§ **TO BE DONE**
Find the string "Klaue" in the records. Copy every line it appears in.

§ **DATASET EXCERPTS**
╭──
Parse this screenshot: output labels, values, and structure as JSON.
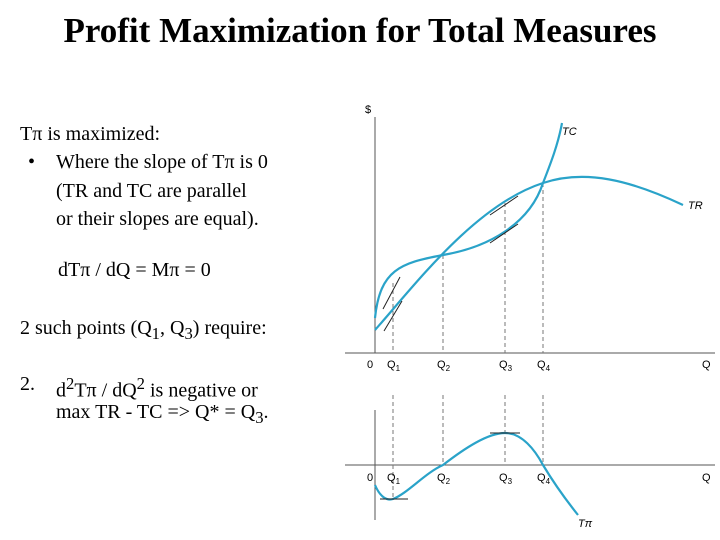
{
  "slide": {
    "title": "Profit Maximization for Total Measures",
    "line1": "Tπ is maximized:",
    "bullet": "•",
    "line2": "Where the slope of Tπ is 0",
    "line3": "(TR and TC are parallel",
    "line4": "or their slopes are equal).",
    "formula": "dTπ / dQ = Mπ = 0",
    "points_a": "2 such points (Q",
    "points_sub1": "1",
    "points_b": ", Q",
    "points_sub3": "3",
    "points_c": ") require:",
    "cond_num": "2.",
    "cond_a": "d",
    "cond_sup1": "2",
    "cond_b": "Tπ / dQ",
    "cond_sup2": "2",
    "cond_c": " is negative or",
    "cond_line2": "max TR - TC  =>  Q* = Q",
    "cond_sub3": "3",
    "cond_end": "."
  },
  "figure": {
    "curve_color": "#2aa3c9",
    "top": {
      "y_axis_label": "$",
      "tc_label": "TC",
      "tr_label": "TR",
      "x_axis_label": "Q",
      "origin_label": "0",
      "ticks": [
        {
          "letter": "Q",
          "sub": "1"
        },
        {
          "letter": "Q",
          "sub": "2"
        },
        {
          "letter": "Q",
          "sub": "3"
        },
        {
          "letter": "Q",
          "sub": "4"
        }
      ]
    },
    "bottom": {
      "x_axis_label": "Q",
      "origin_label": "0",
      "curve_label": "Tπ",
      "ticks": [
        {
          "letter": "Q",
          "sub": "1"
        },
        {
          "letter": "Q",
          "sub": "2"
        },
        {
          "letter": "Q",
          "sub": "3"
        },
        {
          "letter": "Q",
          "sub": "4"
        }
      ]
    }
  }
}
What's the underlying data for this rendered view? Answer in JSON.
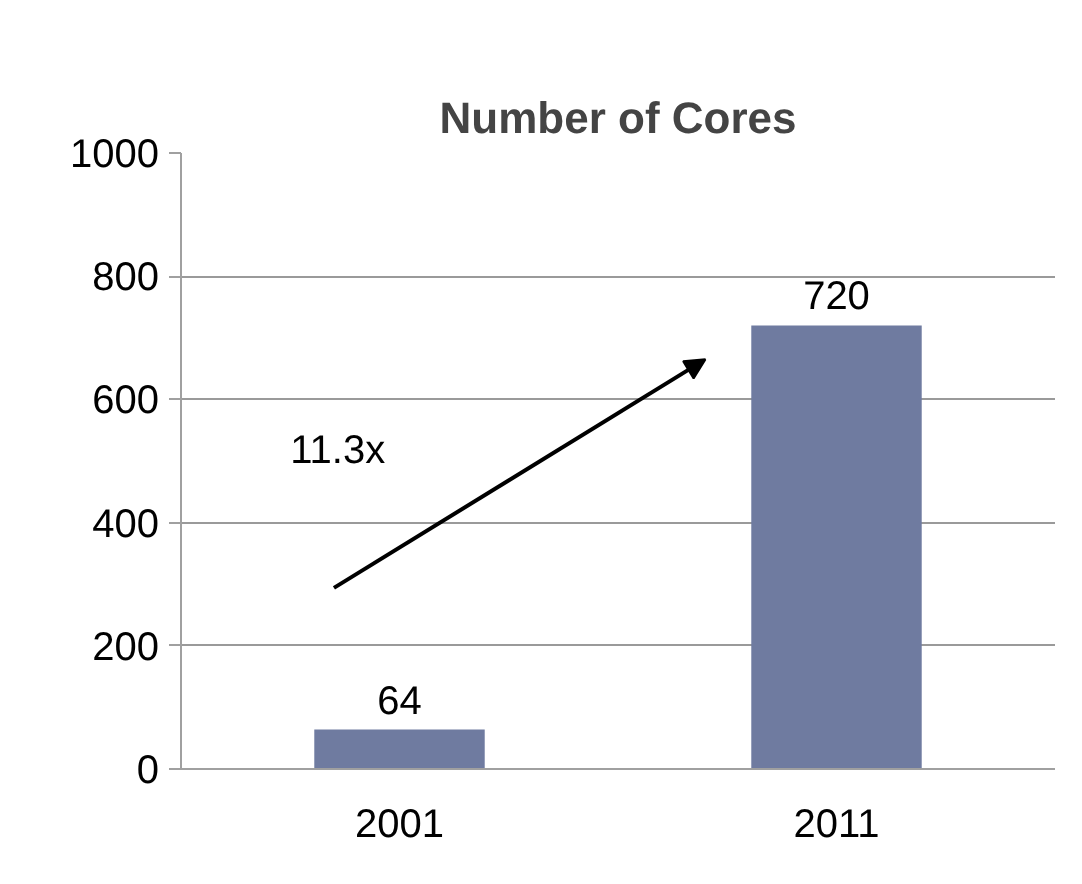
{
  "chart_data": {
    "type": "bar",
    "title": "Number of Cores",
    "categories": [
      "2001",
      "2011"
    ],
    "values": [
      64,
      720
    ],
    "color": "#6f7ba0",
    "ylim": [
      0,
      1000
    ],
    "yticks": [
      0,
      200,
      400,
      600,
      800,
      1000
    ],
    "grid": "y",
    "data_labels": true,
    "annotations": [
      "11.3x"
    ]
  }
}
╰──
╭──
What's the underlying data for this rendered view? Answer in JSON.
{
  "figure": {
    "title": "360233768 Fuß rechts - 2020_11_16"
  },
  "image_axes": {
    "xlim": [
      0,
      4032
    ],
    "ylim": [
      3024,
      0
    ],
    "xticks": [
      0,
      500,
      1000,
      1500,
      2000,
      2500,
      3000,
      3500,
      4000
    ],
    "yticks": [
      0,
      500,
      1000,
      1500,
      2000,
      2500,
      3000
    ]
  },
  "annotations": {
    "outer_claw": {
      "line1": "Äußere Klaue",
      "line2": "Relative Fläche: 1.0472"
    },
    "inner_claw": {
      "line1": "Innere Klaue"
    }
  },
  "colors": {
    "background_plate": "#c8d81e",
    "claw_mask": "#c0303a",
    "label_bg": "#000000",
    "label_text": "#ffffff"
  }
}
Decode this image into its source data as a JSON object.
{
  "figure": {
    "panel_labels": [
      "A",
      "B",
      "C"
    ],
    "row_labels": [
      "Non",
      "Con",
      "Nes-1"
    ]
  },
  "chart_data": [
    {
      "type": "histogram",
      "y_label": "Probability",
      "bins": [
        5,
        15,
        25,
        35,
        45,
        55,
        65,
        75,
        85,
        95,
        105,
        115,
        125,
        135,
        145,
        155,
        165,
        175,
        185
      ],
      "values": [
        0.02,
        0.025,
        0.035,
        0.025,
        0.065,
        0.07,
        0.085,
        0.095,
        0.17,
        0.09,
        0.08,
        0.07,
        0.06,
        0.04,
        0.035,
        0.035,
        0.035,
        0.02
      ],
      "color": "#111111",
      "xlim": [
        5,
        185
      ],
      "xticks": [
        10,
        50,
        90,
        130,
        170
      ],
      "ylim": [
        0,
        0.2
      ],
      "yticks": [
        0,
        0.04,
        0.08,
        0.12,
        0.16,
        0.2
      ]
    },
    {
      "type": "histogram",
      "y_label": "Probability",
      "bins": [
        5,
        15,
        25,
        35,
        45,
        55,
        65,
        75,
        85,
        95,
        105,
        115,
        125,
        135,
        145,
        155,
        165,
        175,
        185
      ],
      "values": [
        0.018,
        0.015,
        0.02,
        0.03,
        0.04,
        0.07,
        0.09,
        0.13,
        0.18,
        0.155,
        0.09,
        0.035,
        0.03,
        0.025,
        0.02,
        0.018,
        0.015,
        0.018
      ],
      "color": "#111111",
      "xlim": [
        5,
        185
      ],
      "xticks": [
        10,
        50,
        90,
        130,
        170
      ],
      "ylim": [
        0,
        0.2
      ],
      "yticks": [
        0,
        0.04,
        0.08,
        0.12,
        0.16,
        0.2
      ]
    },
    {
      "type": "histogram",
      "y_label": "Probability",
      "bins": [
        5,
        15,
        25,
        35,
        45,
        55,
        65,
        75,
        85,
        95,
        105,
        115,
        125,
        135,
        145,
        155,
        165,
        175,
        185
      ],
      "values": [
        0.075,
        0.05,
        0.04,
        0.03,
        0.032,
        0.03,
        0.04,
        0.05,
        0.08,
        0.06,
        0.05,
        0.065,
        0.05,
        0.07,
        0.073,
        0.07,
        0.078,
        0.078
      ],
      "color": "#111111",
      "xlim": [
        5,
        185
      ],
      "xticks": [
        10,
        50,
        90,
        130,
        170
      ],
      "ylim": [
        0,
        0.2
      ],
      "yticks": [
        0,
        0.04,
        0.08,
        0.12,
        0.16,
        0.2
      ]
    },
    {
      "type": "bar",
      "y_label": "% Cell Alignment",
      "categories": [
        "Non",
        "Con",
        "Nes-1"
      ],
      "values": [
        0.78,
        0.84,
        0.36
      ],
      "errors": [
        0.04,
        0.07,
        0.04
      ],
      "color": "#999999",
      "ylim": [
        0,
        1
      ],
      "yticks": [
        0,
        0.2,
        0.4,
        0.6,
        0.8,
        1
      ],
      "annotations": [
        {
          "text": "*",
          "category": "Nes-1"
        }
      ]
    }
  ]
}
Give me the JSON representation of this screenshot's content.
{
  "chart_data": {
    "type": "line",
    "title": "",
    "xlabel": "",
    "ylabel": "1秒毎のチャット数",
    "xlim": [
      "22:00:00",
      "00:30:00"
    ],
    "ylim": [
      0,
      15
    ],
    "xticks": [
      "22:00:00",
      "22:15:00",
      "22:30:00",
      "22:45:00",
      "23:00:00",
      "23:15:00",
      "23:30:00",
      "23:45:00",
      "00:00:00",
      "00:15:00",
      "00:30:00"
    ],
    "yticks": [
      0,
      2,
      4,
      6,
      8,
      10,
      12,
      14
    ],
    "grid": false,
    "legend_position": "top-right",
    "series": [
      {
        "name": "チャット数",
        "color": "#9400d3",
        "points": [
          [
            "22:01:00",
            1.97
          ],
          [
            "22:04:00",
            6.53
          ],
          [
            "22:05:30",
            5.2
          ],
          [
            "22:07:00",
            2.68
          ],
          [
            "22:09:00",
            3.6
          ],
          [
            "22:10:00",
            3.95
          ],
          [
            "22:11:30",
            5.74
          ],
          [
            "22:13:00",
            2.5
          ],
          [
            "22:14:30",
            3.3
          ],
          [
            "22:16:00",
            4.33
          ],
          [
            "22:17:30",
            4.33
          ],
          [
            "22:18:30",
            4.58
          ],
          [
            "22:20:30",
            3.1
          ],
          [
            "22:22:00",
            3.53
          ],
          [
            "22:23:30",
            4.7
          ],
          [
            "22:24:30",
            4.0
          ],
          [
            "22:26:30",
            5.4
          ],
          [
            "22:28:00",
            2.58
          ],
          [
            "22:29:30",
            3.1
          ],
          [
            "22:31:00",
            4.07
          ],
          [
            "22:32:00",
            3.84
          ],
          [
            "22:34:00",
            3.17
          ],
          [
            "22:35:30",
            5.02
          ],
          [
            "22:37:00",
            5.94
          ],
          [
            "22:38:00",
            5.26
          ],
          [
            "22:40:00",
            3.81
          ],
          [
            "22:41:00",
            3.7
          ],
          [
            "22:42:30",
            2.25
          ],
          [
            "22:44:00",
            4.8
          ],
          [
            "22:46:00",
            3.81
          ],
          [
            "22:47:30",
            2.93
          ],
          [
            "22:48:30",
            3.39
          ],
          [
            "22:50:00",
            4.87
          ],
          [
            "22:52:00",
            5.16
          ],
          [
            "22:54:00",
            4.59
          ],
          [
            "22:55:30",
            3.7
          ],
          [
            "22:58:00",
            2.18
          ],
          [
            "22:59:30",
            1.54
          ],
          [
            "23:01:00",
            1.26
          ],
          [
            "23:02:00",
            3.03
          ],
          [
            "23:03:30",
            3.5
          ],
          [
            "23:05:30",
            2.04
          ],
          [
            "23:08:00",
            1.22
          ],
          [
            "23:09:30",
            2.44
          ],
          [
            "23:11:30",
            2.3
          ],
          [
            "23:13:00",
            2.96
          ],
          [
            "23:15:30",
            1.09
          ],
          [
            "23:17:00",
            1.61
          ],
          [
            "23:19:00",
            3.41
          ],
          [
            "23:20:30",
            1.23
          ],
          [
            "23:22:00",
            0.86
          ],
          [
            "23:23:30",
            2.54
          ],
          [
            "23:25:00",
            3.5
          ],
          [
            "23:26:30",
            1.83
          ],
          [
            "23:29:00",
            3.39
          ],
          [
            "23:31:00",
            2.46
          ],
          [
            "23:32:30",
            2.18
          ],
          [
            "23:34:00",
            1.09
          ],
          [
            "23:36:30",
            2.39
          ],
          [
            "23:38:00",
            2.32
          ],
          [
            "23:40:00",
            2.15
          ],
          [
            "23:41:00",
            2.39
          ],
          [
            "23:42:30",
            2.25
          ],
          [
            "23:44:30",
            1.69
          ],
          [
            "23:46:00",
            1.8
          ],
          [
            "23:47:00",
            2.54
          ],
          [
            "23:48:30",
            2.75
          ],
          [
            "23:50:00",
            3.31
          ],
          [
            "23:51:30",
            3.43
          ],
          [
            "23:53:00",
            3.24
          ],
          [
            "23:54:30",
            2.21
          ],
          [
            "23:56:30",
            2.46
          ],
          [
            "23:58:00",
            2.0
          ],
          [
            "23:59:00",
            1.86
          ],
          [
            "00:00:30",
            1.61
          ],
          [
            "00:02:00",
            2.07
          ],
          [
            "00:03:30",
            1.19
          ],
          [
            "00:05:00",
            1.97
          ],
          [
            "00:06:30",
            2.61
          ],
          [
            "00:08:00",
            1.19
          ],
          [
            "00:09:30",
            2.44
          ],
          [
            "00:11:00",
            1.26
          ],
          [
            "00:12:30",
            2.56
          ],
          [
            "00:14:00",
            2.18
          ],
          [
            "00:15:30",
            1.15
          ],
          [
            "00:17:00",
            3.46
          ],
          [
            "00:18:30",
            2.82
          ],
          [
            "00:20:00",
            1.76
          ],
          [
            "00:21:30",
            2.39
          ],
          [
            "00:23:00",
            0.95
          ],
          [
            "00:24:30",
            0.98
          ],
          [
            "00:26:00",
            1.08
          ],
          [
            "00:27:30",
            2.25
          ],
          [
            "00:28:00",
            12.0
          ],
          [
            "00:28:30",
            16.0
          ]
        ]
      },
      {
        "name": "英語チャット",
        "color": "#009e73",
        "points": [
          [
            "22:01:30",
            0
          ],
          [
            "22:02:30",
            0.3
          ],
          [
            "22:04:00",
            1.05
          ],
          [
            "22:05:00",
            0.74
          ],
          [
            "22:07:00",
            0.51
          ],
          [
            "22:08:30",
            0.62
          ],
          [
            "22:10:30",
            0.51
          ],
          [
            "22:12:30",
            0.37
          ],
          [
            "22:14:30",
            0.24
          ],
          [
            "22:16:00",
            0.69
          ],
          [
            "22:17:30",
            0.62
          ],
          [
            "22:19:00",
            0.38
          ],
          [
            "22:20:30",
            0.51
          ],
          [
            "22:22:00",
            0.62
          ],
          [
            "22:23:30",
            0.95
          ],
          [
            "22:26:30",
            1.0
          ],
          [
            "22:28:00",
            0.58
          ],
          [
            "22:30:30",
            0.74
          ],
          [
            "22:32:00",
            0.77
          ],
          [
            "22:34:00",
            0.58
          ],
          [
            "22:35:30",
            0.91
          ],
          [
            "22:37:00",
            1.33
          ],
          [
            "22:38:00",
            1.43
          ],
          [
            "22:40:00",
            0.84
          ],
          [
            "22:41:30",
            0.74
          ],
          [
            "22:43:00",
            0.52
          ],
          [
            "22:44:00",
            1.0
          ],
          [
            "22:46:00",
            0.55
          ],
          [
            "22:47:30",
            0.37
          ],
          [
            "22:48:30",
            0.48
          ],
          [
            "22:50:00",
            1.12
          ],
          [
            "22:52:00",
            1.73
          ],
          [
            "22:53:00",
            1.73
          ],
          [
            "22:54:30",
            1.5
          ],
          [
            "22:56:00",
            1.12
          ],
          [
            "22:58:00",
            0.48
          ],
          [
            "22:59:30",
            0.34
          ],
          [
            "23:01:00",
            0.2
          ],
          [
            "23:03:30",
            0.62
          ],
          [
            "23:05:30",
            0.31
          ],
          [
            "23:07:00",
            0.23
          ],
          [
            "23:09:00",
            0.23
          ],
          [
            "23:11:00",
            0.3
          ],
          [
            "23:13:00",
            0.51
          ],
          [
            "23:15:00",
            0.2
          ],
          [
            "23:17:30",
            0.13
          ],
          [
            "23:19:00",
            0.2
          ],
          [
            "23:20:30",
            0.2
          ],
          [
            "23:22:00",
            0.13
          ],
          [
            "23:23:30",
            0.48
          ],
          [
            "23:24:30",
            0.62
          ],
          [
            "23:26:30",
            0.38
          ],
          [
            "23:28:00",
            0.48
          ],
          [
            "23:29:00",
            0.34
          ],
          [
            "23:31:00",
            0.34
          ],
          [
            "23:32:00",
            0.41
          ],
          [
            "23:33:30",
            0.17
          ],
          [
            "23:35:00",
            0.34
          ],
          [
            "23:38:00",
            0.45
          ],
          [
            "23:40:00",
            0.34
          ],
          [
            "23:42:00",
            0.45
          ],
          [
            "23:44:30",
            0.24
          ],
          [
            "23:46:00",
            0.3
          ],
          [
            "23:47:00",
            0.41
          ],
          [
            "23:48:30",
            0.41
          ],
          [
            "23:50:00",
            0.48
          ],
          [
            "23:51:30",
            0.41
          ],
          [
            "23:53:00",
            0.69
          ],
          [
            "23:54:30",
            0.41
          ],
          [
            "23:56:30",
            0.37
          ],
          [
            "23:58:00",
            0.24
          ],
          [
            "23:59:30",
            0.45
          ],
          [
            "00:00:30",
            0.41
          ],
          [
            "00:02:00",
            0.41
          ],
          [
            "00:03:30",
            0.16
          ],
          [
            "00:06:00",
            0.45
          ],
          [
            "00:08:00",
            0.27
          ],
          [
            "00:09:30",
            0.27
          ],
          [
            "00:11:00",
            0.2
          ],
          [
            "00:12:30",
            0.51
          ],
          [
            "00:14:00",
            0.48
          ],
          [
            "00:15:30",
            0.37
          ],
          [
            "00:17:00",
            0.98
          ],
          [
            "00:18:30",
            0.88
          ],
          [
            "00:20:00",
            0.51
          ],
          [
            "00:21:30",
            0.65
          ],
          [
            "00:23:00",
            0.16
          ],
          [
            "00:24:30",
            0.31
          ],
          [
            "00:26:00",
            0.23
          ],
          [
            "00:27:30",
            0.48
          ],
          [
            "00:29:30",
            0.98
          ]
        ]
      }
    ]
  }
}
╰──
§ **TASK ANSWER**
      "line1": "Äußere Klaue",
      "line1": "Innere Klaue"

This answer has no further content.